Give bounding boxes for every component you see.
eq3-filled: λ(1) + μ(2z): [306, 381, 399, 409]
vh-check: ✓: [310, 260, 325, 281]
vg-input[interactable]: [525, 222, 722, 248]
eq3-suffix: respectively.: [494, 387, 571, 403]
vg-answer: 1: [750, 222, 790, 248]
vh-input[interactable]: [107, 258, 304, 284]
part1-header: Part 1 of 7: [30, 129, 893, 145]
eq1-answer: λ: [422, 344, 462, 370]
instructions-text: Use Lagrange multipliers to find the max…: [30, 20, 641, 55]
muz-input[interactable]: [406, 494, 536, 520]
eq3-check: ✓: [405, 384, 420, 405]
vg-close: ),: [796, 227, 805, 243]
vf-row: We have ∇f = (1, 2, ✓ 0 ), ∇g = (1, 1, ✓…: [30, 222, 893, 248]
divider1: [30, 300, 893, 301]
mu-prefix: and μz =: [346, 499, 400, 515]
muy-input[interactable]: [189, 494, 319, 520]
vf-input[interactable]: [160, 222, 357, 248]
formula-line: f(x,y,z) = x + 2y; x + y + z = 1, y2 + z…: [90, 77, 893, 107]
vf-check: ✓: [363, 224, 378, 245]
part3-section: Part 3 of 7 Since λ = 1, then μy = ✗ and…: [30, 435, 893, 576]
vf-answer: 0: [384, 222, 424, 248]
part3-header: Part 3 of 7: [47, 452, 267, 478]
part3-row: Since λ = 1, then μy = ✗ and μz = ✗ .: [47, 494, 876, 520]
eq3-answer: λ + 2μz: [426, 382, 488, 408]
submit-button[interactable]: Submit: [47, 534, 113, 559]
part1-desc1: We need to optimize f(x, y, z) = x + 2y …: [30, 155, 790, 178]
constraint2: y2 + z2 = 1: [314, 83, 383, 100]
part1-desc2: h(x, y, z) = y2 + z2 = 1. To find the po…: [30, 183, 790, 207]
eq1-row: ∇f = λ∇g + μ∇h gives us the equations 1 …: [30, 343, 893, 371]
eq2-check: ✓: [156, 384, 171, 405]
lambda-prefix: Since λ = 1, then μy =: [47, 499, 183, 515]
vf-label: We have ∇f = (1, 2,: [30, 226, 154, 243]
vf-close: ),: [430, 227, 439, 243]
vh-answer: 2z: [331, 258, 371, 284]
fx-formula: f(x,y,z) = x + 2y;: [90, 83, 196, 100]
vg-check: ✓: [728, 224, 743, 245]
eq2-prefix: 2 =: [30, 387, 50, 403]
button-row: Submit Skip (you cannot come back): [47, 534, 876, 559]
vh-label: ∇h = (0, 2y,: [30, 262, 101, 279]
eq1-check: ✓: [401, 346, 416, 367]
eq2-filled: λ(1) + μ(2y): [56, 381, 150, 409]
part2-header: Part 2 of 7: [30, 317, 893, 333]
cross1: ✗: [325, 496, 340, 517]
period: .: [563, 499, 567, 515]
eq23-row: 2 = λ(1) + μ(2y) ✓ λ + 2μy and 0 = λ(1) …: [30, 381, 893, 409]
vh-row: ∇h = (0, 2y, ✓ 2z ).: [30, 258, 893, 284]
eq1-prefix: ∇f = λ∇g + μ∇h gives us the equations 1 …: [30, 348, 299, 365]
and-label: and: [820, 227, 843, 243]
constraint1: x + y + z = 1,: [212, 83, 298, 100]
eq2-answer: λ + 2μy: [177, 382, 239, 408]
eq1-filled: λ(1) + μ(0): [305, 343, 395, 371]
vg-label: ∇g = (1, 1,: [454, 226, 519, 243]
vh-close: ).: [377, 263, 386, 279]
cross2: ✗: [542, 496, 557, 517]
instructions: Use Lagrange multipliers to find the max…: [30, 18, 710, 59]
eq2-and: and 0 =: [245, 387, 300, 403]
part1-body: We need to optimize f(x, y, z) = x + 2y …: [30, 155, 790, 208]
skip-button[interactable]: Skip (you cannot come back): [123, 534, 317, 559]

────

# REQUIREMENT
Rewrite the rows above, from the first line through the line containing "part1-desc1: We need" inclusive, as a numbered list, leaving out any blank lines.

# SOLUTION TO THIS EXERCISE
1. Give bounding boxes for every component you see.
2. eq3-filled: λ(1) + μ(2z): [306, 381, 399, 409]
3. vh-check: ✓: [310, 260, 325, 281]
4. vg-input[interactable]: [525, 222, 722, 248]
5. eq3-suffix: respectively.: [494, 387, 571, 403]
6. vg-answer: 1: [750, 222, 790, 248]
7. vh-input[interactable]: [107, 258, 304, 284]
8. part1-header: Part 1 of 7: [30, 129, 893, 145]
9. eq1-answer: λ: [422, 344, 462, 370]
10. instructions-text: Use Lagrange multipliers to find the max…: [30, 20, 641, 55]
11. muz-input[interactable]: [406, 494, 536, 520]
12. eq3-check: ✓: [405, 384, 420, 405]
13. vg-close: ),: [796, 227, 805, 243]
14. vf-row: We have ∇f = (1, 2, ✓ 0 ), ∇g = (1, 1, ✓…: [30, 222, 893, 248]
15. divider1: [30, 300, 893, 301]
16. mu-prefix: and μz =: [346, 499, 400, 515]
17. muy-input[interactable]: [189, 494, 319, 520]
18. vf-input[interactable]: [160, 222, 357, 248]
19. formula-line: f(x,y,z) = x + 2y; x + y + z = 1, y2 + z…: [90, 77, 893, 107]
20. vf-check: ✓: [363, 224, 378, 245]
21. part3-section: Part 3 of 7 Since λ = 1, then μy = ✗ and…: [30, 435, 893, 576]
22. vf-answer: 0: [384, 222, 424, 248]
23. part3-header: Part 3 of 7: [47, 452, 267, 478]
24. part3-row: Since λ = 1, then μy = ✗ and μz = ✗ .: [47, 494, 876, 520]
25. eq3-answer: λ + 2μz: [426, 382, 488, 408]
26. submit-button[interactable]: Submit: [47, 534, 113, 559]
27. part1-desc1: We need to optimize f(x, y, z) = x + 2y …: [30, 155, 790, 178]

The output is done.